SOURCE PASSAGE:

···

She was 12 when she trained six months to climb the snow-covered
top of Pico de Orizaba, Mexico's tallest mountain at 18,405
feet. When she was 5, Ochoa fell some 15 feet from a tree
and broke both wrists, leaving her in a cast from her shoulders
to her fingers.
"They said the doctor gave me magical wrists, some magic
in my hand," Ochoa said.
Those hands delivered sheer magic on the golf course in 2006
when the 24-year-old Mexican overcame past failures to win
six times and end Annika Sorenstam's five-year reign as the
best player on the LPGA Tour.
Ochoa swept all the major honors on the LPGA and picked up
another award at the end of the season with a landslide victory
as the AP Female Athlete of the Year.
"That was my goal in January, just to be the best player
on the tour," she said recently. "I always knew
I could do it. I think I've been raising my level of golf,
and also more mature now inside the golf course and outside,
too. It helps."
She received 220 points in voting from sports editors around
the country, double the point total of French tennis player
Amelie Mauresmo, who captured Wimbledon and the Australian
Open.
Tiger Woods was voted AP Male Athlete of the Year, the first
time since 1993 that the male and female athletes came from
the same sport (Michael Jordan-Sheryl Swoopes in basketball).
And it was the first time since Babe Zaharias and Byron Nelson
in 1945 that golfers swept the AP athlete awards.
Maria Sharapova, who won the U.S. Open in tennis, and Lisa
Leslie, who won her third MVP award in the WNBA, tied for
third with 60 points. Rounding out the top five were French
Open champion Justin Henin-Hardenne and Hannah Teter, a snowboarding
gold medalist at the Turin Olympics.
Ochoa has a passion for outdoor adventures, such as mountain
climbing, and she brings a fearless attitude to golf. She
has emerged as one of the most dynamic players, going after
the flag every chance she gets.
"A lot of people get in that zone and they start freaking,
but she just keeps plugging away, and I don't know if you
can teach that," Juli Inkster said. "She doesn't
really worry about anybody else. She just tries to go as low
as she can. That's a great mentality to have."
It was the fourth straight year a golfer has won AP Female
Athlete. Sorenstam won the award the previous three years.
There was no inkling that stardom would shift in women's golf
at the start of the year when Sorenstam went to Ochoa's home
turf and won her first start of the year at the MasterCard
Classic in Mexico.
And there was no indication Ochoa had learned from her past
failures at the first LPGA major of the year at the Kraft
Nabisco, when she lost a three-shot lead in the final round.
But she showed her fight that afternoon, hitting a 5-wood
over the water to 6 feet on the final hole for an eagle to
force a playoff.
Karrie Webb won on the first extra hole, but simply getting
into a playoff sent Ochoa soaring. She went wire to wire in
her next start to win the Takefugi Classic in Las Vegas. The
next two months, she finished first or second in six tournaments.

···

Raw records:
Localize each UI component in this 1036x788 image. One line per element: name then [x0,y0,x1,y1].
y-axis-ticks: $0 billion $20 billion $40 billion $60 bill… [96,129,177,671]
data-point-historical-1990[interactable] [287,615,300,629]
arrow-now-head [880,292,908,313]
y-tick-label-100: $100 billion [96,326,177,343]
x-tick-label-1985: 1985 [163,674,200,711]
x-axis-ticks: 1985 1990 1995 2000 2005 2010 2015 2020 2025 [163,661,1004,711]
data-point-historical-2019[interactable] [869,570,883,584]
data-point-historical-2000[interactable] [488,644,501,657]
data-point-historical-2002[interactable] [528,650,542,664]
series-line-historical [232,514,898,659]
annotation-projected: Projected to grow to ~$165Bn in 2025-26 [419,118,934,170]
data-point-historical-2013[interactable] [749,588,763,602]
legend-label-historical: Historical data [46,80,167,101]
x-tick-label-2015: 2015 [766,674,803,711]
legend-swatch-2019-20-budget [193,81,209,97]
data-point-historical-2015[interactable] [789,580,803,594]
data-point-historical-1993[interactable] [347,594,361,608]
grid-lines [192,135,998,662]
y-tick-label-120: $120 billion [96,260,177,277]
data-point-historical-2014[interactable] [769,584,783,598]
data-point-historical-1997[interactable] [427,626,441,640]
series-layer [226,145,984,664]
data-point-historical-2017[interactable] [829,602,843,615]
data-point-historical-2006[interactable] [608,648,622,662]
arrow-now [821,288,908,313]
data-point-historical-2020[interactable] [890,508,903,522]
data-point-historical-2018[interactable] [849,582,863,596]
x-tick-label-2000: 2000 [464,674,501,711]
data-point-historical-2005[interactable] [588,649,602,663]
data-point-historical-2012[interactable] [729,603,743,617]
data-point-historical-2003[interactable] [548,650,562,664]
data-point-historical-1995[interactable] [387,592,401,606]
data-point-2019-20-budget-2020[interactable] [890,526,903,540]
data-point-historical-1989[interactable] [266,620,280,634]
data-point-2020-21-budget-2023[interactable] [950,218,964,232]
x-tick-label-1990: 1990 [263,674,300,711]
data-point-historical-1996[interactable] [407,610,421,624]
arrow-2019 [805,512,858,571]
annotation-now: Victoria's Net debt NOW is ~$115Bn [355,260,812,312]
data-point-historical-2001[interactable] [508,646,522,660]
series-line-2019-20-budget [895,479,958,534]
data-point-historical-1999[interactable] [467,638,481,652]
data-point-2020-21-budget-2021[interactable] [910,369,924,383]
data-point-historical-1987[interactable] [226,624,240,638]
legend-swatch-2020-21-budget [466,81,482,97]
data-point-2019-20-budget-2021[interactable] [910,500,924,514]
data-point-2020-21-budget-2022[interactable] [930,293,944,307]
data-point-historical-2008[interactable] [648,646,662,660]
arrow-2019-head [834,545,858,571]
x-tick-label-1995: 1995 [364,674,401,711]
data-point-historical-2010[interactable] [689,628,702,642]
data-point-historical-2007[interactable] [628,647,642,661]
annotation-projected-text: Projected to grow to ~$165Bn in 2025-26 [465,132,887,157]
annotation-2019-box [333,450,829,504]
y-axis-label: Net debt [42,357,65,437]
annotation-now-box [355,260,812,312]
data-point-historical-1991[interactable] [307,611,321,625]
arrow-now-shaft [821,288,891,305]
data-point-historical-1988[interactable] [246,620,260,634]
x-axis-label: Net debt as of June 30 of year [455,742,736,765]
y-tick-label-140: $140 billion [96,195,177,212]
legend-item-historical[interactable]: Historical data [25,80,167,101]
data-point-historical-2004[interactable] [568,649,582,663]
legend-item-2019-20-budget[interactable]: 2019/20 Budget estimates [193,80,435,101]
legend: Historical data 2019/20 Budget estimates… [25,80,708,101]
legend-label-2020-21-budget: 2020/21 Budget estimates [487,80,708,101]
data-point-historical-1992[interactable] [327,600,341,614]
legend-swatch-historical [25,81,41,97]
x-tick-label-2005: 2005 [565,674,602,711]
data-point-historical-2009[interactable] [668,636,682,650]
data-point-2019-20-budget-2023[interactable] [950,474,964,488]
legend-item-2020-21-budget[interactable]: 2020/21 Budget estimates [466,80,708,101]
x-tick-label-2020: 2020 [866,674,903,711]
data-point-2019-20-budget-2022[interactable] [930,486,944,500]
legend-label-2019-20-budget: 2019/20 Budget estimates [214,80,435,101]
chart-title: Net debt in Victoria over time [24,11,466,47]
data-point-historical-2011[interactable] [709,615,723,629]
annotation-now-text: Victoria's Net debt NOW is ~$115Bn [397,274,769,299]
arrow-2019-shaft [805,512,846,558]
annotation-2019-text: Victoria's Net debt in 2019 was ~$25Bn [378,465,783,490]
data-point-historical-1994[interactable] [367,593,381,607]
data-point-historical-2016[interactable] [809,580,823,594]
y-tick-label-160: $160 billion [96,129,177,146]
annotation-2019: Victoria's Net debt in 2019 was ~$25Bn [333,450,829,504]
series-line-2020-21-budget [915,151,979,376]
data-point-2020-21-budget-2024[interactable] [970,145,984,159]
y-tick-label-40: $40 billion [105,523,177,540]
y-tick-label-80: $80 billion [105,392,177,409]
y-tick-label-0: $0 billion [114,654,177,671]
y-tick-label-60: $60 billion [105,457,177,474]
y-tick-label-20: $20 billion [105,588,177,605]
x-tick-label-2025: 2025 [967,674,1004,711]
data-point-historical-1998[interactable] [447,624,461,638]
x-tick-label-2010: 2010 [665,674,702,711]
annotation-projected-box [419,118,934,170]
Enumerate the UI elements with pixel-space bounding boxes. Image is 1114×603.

···

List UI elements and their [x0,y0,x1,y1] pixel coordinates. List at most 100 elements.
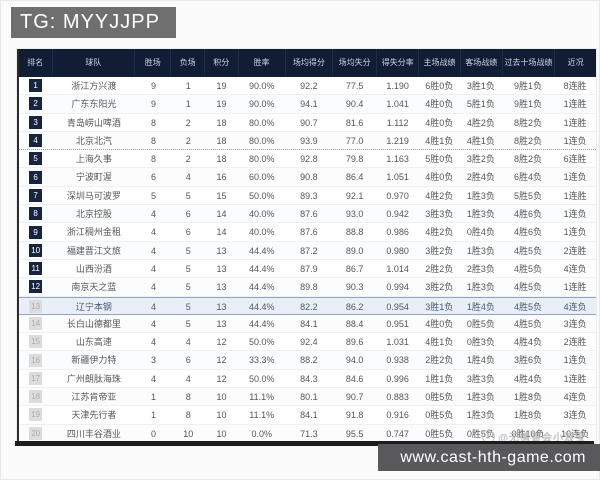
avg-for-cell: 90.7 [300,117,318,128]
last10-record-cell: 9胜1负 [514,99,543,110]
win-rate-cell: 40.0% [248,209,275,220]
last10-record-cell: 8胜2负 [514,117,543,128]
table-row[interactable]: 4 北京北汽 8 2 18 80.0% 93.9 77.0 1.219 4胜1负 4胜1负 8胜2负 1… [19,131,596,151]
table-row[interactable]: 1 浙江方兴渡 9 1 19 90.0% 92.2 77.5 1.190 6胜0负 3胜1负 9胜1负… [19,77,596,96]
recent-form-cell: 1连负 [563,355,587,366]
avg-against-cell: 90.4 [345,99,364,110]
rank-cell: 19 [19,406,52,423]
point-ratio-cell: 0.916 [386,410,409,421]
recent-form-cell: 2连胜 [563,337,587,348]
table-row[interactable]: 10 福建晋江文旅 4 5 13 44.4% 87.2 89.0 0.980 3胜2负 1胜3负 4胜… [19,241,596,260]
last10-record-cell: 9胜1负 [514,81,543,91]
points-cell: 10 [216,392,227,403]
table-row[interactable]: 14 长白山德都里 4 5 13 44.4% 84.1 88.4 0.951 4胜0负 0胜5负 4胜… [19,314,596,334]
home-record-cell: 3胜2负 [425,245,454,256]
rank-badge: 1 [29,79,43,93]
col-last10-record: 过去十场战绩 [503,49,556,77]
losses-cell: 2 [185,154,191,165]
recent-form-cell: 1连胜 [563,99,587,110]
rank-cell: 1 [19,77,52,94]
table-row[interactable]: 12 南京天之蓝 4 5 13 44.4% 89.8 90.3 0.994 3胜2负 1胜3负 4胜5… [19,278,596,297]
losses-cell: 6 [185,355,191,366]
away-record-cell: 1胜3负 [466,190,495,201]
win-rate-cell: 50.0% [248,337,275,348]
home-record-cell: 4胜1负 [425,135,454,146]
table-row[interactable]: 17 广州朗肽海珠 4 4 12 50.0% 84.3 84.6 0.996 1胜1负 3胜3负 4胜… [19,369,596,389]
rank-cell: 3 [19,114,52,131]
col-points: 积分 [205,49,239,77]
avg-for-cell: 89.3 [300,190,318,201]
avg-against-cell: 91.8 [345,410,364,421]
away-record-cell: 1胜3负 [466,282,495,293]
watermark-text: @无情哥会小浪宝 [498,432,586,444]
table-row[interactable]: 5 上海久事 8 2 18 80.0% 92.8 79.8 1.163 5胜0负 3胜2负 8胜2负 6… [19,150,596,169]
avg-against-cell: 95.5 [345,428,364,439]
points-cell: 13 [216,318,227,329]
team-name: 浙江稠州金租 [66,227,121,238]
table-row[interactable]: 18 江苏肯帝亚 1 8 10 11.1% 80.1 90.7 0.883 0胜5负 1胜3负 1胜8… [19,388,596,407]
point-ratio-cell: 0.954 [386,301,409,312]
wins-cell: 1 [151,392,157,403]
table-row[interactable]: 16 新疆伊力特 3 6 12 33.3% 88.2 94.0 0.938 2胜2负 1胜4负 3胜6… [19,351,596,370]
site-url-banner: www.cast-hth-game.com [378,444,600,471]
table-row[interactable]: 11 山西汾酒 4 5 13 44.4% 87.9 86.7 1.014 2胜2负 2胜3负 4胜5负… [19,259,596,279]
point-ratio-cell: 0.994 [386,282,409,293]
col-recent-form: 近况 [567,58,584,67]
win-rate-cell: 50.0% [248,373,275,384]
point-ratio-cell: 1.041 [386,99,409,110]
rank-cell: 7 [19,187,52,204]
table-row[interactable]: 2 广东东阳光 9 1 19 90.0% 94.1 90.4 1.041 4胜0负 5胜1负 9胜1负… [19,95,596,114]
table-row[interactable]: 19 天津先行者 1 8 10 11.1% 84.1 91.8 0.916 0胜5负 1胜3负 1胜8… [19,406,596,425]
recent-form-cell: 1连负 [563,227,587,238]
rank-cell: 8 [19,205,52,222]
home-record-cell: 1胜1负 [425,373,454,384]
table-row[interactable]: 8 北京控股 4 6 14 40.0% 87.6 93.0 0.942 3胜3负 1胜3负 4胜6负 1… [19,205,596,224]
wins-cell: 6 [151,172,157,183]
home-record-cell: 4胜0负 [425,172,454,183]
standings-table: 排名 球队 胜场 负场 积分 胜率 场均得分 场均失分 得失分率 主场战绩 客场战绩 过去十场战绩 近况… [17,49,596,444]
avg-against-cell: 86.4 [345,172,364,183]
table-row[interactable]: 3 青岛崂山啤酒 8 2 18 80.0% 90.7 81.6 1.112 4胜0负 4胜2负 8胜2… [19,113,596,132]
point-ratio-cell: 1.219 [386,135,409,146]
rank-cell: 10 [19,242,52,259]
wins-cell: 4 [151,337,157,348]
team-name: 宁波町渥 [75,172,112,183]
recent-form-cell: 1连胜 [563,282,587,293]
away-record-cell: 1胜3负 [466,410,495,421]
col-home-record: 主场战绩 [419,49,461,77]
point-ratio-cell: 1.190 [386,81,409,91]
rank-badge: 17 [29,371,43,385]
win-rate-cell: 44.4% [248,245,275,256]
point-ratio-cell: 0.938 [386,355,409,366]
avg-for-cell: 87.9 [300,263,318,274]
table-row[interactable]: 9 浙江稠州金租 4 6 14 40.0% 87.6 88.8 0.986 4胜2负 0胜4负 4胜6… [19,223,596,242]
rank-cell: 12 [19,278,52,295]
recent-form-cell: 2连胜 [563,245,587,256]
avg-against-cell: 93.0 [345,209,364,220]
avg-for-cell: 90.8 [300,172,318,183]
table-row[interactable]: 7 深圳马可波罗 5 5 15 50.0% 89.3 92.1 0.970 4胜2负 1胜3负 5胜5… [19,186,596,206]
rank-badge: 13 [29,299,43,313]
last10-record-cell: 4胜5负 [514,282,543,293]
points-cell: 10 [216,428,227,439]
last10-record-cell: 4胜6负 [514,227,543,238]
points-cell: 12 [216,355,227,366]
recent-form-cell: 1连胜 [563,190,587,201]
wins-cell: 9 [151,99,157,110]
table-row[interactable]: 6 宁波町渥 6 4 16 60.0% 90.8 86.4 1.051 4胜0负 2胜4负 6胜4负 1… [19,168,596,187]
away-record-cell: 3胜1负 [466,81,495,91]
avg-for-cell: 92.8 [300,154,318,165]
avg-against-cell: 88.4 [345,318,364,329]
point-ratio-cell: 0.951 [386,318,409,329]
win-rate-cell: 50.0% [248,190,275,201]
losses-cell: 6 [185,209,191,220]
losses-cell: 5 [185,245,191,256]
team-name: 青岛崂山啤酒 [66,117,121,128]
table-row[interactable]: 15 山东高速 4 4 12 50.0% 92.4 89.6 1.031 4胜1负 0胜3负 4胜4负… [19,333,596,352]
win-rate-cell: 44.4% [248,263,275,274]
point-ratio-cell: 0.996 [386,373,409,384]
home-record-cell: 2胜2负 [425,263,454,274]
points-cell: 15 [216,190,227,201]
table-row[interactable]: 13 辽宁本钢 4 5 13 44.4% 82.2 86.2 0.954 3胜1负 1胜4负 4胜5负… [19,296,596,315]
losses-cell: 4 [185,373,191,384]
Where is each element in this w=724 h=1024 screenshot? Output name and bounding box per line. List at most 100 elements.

···

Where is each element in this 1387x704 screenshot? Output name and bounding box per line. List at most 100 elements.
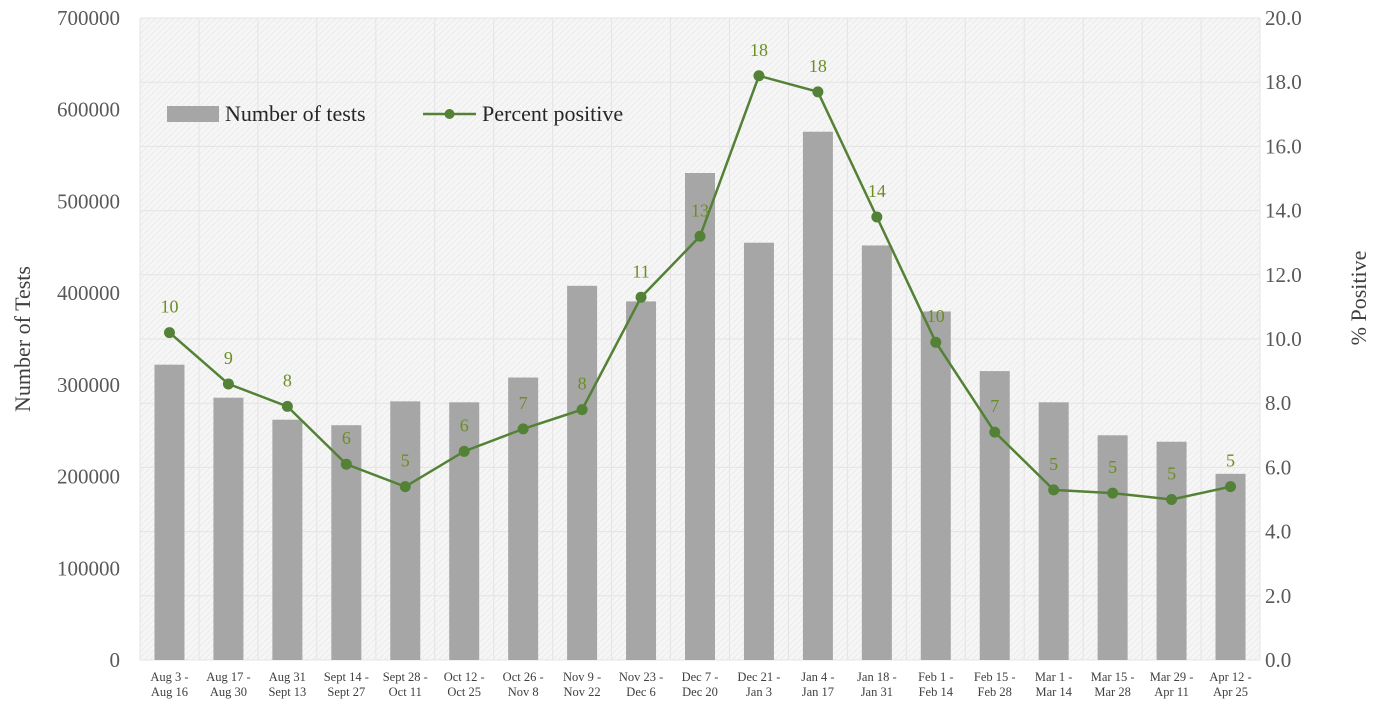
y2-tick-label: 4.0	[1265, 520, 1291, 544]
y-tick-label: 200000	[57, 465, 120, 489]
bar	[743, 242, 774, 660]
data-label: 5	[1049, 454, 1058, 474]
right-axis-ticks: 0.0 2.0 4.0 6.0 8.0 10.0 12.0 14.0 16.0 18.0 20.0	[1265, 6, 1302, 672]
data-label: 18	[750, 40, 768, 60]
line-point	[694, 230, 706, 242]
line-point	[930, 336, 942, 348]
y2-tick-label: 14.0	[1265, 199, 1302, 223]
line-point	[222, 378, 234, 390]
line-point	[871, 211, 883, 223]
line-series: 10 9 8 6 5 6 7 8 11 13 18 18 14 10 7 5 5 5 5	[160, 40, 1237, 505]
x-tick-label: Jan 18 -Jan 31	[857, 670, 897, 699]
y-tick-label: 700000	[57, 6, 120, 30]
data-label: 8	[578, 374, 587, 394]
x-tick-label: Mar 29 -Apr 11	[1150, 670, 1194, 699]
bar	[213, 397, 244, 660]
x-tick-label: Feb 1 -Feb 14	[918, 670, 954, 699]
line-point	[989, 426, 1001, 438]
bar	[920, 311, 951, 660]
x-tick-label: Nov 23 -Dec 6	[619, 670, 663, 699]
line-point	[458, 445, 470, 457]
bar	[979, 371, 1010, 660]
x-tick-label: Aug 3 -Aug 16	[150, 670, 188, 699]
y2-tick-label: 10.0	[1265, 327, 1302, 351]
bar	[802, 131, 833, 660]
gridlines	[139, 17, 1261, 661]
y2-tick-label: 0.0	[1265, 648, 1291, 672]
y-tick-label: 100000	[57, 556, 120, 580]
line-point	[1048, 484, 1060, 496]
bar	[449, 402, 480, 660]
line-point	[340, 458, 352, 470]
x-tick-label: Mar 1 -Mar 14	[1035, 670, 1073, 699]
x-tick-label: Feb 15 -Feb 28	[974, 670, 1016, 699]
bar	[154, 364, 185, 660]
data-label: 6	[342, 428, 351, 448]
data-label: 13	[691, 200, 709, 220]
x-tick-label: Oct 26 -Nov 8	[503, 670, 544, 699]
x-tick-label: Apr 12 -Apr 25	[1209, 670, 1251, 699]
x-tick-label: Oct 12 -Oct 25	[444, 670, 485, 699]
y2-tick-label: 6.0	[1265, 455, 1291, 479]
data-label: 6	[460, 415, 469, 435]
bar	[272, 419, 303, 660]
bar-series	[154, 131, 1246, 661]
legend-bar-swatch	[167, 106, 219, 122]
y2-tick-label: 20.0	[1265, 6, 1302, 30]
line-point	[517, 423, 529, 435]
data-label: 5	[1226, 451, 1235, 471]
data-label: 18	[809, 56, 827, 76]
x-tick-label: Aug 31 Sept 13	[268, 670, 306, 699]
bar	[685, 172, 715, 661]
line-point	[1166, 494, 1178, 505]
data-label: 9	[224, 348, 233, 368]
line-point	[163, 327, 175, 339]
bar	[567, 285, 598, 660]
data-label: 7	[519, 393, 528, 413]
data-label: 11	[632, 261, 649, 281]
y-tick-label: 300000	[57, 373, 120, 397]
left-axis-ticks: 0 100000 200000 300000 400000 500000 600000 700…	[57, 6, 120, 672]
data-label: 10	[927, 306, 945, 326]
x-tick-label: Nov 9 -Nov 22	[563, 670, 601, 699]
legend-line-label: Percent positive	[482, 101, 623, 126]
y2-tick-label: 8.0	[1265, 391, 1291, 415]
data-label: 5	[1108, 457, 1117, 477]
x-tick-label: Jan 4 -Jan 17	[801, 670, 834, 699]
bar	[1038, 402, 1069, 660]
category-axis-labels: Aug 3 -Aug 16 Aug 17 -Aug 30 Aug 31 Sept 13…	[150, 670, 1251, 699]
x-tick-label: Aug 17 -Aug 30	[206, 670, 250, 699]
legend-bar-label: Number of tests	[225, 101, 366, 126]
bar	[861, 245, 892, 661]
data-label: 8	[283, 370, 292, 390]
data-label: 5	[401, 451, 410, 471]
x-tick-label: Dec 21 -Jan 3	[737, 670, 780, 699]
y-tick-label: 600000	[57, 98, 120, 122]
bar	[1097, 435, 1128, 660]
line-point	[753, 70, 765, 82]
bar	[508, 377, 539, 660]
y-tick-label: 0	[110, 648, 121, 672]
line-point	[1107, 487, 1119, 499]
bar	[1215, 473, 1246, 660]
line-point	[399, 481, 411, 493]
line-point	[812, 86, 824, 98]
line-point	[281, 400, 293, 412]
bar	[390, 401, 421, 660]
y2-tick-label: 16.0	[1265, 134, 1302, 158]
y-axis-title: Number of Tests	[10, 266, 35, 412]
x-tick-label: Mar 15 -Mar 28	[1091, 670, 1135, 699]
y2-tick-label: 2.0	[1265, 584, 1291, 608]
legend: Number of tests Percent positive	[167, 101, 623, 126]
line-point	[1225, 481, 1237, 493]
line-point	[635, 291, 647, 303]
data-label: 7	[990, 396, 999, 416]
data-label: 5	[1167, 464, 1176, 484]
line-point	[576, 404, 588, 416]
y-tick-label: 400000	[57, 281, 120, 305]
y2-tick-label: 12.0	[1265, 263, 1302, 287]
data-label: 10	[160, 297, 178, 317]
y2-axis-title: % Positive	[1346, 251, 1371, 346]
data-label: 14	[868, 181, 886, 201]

···

GIVEN INSTRUCTION A:
In the golf passage, how many points did Ochoa get in the voting from sports editors?
GIVEN INSTRUCTION B:
Show each line of the records that contains the string "swatch".
The golf passage and the records have nothing to do with each other.

WRITTEN SOLUTION A:
220 points.

WRITTEN SOLUTION B:
legend-swatch-2019-20-budget [193,81,209,97]
legend-swatch-2020-21-budget [466,81,482,97]
legend-swatch-historical [25,81,41,97]
legend-bar-swatch	[167, 106, 219, 122]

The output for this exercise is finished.